What needs to be done
Identify and reproduce every line holding the string "документов".

Data records:
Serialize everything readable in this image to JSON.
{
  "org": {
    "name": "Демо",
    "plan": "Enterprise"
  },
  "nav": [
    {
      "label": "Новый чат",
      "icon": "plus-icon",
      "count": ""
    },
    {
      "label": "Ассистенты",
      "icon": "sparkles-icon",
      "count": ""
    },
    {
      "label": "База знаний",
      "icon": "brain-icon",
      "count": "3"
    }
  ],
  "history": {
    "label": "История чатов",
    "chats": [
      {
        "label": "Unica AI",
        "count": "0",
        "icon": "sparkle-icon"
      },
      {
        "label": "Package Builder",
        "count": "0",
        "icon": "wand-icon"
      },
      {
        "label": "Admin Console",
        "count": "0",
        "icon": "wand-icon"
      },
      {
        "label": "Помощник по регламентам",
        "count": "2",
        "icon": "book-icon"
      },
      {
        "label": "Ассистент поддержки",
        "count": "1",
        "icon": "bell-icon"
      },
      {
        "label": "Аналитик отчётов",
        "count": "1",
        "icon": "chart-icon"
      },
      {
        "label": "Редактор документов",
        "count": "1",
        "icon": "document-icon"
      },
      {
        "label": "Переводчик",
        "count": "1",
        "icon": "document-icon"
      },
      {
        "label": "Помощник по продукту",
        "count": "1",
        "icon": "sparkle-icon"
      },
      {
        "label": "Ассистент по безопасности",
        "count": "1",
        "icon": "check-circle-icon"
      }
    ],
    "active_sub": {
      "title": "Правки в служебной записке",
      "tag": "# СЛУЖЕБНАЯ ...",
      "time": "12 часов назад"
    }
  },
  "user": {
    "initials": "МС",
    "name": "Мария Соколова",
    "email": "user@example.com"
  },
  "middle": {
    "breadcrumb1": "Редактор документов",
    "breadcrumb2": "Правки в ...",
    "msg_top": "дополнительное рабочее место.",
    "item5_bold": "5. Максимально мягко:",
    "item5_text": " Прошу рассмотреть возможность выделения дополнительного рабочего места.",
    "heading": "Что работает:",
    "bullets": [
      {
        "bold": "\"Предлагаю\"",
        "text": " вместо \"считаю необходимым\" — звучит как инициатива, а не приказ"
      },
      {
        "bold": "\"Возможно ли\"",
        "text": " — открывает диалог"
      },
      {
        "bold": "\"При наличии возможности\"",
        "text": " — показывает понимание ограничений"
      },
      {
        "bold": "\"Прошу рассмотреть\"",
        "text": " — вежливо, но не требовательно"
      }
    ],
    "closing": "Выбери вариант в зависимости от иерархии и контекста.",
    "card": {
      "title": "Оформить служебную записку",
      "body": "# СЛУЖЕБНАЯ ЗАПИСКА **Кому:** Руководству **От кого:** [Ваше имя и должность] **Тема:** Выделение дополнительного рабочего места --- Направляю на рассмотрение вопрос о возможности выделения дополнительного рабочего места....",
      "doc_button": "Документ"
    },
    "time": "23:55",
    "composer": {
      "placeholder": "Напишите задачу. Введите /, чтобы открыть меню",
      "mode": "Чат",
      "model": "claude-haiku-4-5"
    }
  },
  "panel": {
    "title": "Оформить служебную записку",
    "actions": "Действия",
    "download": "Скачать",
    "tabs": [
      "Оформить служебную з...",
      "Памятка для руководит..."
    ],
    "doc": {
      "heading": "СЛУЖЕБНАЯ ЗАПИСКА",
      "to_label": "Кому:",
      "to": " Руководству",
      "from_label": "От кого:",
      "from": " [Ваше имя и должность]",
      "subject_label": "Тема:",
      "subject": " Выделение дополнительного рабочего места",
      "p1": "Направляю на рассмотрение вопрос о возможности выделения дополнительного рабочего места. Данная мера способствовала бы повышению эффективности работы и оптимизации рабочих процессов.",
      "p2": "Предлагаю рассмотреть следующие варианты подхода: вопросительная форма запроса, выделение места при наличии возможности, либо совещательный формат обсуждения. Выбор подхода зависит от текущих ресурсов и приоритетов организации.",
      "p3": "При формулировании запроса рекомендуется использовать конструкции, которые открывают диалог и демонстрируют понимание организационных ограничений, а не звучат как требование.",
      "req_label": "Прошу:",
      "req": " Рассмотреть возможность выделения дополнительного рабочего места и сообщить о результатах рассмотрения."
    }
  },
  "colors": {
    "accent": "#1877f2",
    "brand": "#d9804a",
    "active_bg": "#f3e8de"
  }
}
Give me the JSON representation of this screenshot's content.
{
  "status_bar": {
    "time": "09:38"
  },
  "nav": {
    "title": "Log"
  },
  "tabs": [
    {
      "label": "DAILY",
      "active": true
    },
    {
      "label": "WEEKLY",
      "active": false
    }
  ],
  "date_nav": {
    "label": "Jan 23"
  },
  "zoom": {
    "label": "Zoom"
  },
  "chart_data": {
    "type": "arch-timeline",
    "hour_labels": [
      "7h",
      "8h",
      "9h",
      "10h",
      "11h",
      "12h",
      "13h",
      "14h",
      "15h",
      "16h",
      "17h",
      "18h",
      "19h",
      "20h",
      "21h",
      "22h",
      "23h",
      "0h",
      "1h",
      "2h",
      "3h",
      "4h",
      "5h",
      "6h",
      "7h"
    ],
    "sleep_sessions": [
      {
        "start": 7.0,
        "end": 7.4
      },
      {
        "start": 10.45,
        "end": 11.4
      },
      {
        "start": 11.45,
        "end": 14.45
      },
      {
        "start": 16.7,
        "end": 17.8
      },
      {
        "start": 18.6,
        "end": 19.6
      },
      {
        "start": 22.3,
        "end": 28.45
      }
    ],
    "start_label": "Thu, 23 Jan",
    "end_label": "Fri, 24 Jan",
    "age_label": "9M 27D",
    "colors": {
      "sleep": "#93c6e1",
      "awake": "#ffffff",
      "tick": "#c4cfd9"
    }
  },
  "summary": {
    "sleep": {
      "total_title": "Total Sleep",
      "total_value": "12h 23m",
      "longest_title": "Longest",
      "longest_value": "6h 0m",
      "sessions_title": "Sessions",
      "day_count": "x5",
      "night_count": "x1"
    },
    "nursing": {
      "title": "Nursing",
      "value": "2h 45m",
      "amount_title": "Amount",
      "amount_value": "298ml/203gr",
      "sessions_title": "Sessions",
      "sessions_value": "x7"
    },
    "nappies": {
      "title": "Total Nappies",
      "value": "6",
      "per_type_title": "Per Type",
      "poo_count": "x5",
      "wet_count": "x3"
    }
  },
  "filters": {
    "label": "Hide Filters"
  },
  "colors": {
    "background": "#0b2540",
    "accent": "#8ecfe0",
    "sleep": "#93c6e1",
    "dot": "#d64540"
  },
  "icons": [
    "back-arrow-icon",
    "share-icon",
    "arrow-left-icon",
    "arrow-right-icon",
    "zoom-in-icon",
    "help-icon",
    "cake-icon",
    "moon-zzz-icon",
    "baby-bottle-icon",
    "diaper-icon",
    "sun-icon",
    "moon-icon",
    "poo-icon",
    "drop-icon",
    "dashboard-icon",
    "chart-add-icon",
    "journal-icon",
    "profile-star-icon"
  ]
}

Output
        "label": "Редактор документов",
    "breadcrumb1": "Редактор документов",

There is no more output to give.